EXERCISE GOAL ->
Write out all of the data exactly as it appears.
── GIVEN RECORDS
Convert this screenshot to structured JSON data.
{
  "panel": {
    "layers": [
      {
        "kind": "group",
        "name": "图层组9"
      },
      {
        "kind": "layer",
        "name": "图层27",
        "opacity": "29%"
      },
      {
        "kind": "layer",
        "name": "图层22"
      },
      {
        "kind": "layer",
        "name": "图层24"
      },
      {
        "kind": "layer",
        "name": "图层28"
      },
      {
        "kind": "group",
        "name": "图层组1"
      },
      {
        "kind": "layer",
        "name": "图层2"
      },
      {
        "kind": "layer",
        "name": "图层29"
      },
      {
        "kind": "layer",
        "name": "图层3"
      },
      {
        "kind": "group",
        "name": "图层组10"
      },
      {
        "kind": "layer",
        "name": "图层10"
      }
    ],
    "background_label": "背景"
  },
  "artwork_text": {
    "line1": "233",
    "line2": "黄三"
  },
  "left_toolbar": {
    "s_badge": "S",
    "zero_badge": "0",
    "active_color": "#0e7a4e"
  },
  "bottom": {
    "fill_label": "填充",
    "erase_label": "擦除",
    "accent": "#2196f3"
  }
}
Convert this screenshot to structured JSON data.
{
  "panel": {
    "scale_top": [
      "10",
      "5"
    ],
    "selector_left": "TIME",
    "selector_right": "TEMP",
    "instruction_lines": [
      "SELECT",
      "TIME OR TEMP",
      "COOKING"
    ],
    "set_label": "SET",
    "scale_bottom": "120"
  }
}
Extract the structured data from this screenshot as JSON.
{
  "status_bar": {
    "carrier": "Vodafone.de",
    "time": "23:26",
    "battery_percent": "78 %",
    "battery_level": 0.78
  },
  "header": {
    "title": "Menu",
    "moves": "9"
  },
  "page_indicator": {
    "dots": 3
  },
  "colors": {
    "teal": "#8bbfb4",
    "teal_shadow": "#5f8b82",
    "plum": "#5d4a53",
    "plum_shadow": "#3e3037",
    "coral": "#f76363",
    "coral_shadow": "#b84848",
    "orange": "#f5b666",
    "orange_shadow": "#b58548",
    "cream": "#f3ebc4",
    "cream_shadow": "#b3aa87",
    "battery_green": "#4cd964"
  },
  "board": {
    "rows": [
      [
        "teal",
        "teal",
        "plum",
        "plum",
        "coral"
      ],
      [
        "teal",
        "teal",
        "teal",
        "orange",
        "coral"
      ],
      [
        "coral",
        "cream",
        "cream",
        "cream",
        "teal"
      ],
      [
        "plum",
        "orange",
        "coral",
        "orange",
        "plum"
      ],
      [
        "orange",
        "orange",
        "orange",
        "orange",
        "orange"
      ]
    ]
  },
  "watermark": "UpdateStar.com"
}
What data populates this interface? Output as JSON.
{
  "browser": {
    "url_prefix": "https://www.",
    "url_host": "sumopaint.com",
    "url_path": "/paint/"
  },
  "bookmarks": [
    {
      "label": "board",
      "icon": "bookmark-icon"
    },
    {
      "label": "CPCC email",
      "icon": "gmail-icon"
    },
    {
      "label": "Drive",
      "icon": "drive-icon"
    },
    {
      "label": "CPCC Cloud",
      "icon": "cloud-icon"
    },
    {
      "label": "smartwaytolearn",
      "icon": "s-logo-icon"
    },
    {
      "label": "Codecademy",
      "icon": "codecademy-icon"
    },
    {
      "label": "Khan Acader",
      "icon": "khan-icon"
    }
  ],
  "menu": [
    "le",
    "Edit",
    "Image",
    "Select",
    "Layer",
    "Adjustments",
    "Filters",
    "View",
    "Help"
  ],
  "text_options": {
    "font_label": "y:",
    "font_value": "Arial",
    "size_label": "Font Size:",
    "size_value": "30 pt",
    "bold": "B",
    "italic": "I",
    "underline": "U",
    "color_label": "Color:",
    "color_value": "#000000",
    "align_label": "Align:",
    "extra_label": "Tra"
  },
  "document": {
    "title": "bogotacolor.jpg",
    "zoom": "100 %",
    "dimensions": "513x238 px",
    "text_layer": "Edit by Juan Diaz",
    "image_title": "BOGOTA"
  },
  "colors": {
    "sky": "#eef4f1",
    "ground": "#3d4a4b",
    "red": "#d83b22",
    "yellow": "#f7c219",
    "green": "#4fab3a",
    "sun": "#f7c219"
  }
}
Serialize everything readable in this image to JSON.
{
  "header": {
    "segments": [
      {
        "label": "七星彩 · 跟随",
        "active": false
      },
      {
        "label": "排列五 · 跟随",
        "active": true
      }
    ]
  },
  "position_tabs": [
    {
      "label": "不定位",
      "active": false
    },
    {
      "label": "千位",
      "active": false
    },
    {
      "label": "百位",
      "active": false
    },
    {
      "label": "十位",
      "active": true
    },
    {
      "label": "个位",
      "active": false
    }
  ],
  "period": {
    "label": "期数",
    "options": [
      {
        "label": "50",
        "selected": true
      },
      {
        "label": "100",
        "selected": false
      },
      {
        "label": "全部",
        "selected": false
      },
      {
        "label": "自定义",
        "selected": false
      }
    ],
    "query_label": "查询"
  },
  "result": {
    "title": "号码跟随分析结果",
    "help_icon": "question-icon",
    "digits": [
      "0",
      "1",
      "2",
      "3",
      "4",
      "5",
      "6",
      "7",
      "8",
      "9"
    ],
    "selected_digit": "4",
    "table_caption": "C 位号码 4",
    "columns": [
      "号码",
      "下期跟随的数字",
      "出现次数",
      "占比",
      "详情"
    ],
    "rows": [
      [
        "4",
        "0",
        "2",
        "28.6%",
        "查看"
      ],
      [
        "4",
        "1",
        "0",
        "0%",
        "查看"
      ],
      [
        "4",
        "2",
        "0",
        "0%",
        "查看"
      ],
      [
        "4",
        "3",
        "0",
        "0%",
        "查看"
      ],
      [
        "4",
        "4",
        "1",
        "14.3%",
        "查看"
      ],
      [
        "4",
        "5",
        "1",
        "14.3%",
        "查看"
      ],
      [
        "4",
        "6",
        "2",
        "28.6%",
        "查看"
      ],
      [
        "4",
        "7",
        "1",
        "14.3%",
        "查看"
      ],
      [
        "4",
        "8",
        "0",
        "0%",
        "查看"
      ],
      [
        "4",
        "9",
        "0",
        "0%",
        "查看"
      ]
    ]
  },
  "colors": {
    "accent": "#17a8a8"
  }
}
────
FINAL RESULT ->
Convert this screenshot to structured JSON data.
{
  "panel": {
    "layers": [
      {
        "kind": "group",
        "name": "图层组9"
      },
      {
        "kind": "layer",
        "name": "图层27",
        "opacity": "29%"
      },
      {
        "kind": "layer",
        "name": "图层22"
      },
      {
        "kind": "layer",
        "name": "图层24"
      },
      {
        "kind": "layer",
        "name": "图层28"
      },
      {
        "kind": "group",
        "name": "图层组1"
      },
      {
        "kind": "layer",
        "name": "图层2"
      },
      {
        "kind": "layer",
        "name": "图层29"
      },
      {
        "kind": "layer",
        "name": "图层3"
      },
      {
        "kind": "group",
        "name": "图层组10"
      },
      {
        "kind": "layer",
        "name": "图层10"
      }
    ],
    "background_label": "背景"
  },
  "artwork_text": {
    "line1": "233",
    "line2": "黄三"
  },
  "left_toolbar": {
    "s_badge": "S",
    "zero_badge": "0",
    "active_color": "#0e7a4e"
  },
  "bottom": {
    "fill_label": "填充",
    "erase_label": "擦除",
    "accent": "#2196f3"
  }
}
Convert this screenshot to structured JSON data.
{
  "panel": {
    "scale_top": [
      "10",
      "5"
    ],
    "selector_left": "TIME",
    "selector_right": "TEMP",
    "instruction_lines": [
      "SELECT",
      "TIME OR TEMP",
      "COOKING"
    ],
    "set_label": "SET",
    "scale_bottom": "120"
  }
}
Extract the structured data from this screenshot as JSON.
{
  "status_bar": {
    "carrier": "Vodafone.de",
    "time": "23:26",
    "battery_percent": "78 %",
    "battery_level": 0.78
  },
  "header": {
    "title": "Menu",
    "moves": "9"
  },
  "page_indicator": {
    "dots": 3
  },
  "colors": {
    "teal": "#8bbfb4",
    "teal_shadow": "#5f8b82",
    "plum": "#5d4a53",
    "plum_shadow": "#3e3037",
    "coral": "#f76363",
    "coral_shadow": "#b84848",
    "orange": "#f5b666",
    "orange_shadow": "#b58548",
    "cream": "#f3ebc4",
    "cream_shadow": "#b3aa87",
    "battery_green": "#4cd964"
  },
  "board": {
    "rows": [
      [
        "teal",
        "teal",
        "plum",
        "plum",
        "coral"
      ],
      [
        "teal",
        "teal",
        "teal",
        "orange",
        "coral"
      ],
      [
        "coral",
        "cream",
        "cream",
        "cream",
        "teal"
      ],
      [
        "plum",
        "orange",
        "coral",
        "orange",
        "plum"
      ],
      [
        "orange",
        "orange",
        "orange",
        "orange",
        "orange"
      ]
    ]
  },
  "watermark": "UpdateStar.com"
}
What data populates this interface? Output as JSON.
{
  "browser": {
    "url_prefix": "https://www.",
    "url_host": "sumopaint.com",
    "url_path": "/paint/"
  },
  "bookmarks": [
    {
      "label": "board",
      "icon": "bookmark-icon"
    },
    {
      "label": "CPCC email",
      "icon": "gmail-icon"
    },
    {
      "label": "Drive",
      "icon": "drive-icon"
    },
    {
      "label": "CPCC Cloud",
      "icon": "cloud-icon"
    },
    {
      "label": "smartwaytolearn",
      "icon": "s-logo-icon"
    },
    {
      "label": "Codecademy",
      "icon": "codecademy-icon"
    },
    {
      "label": "Khan Acader",
      "icon": "khan-icon"
    }
  ],
  "menu": [
    "le",
    "Edit",
    "Image",
    "Select",
    "Layer",
    "Adjustments",
    "Filters",
    "View",
    "Help"
  ],
  "text_options": {
    "font_label": "y:",
    "font_value": "Arial",
    "size_label": "Font Size:",
    "size_value": "30 pt",
    "bold": "B",
    "italic": "I",
    "underline": "U",
    "color_label": "Color:",
    "color_value": "#000000",
    "align_label": "Align:",
    "extra_label": "Tra"
  },
  "document": {
    "title": "bogotacolor.jpg",
    "zoom": "100 %",
    "dimensions": "513x238 px",
    "text_layer": "Edit by Juan Diaz",
    "image_title": "BOGOTA"
  },
  "colors": {
    "sky": "#eef4f1",
    "ground": "#3d4a4b",
    "red": "#d83b22",
    "yellow": "#f7c219",
    "green": "#4fab3a",
    "sun": "#f7c219"
  }
}
Serialize everything readable in this image to JSON.
{
  "header": {
    "segments": [
      {
        "label": "七星彩 · 跟随",
        "active": false
      },
      {
        "label": "排列五 · 跟随",
        "active": true
      }
    ]
  },
  "position_tabs": [
    {
      "label": "不定位",
      "active": false
    },
    {
      "label": "千位",
      "active": false
    },
    {
      "label": "百位",
      "active": false
    },
    {
      "label": "十位",
      "active": true
    },
    {
      "label": "个位",
      "active": false
    }
  ],
  "period": {
    "label": "期数",
    "options": [
      {
        "label": "50",
        "selected": true
      },
      {
        "label": "100",
        "selected": false
      },
      {
        "label": "全部",
        "selected": false
      },
      {
        "label": "自定义",
        "selected": false
      }
    ],
    "query_label": "查询"
  },
  "result": {
    "title": "号码跟随分析结果",
    "help_icon": "question-icon",
    "digits": [
      "0",
      "1",
      "2",
      "3",
      "4",
      "5",
      "6",
      "7",
      "8",
      "9"
    ],
    "selected_digit": "4",
    "table_caption": "C 位号码 4",
    "columns": [
      "号码",
      "下期跟随的数字",
      "出现次数",
      "占比",
      "详情"
    ],
    "rows": [
      [
        "4",
        "0",
        "2",
        "28.6%",
        "查看"
      ],
      [
        "4",
        "1",
        "0",
        "0%",
        "查看"
      ],
      [
        "4",
        "2",
        "0",
        "0%",
        "查看"
      ],
      [
        "4",
        "3",
        "0",
        "0%",
        "查看"
      ],
      [
        "4",
        "4",
        "1",
        "14.3%",
        "查看"
      ],
      [
        "4",
        "5",
        "1",
        "14.3%",
        "查看"
      ],
      [
        "4",
        "6",
        "2",
        "28.6%",
        "查看"
      ],
      [
        "4",
        "7",
        "1",
        "14.3%",
        "查看"
      ],
      [
        "4",
        "8",
        "0",
        "0%",
        "查看"
      ],
      [
        "4",
        "9",
        "0",
        "0%",
        "查看"
      ]
    ]
  },
  "colors": {
    "accent": "#17a8a8"
  }
}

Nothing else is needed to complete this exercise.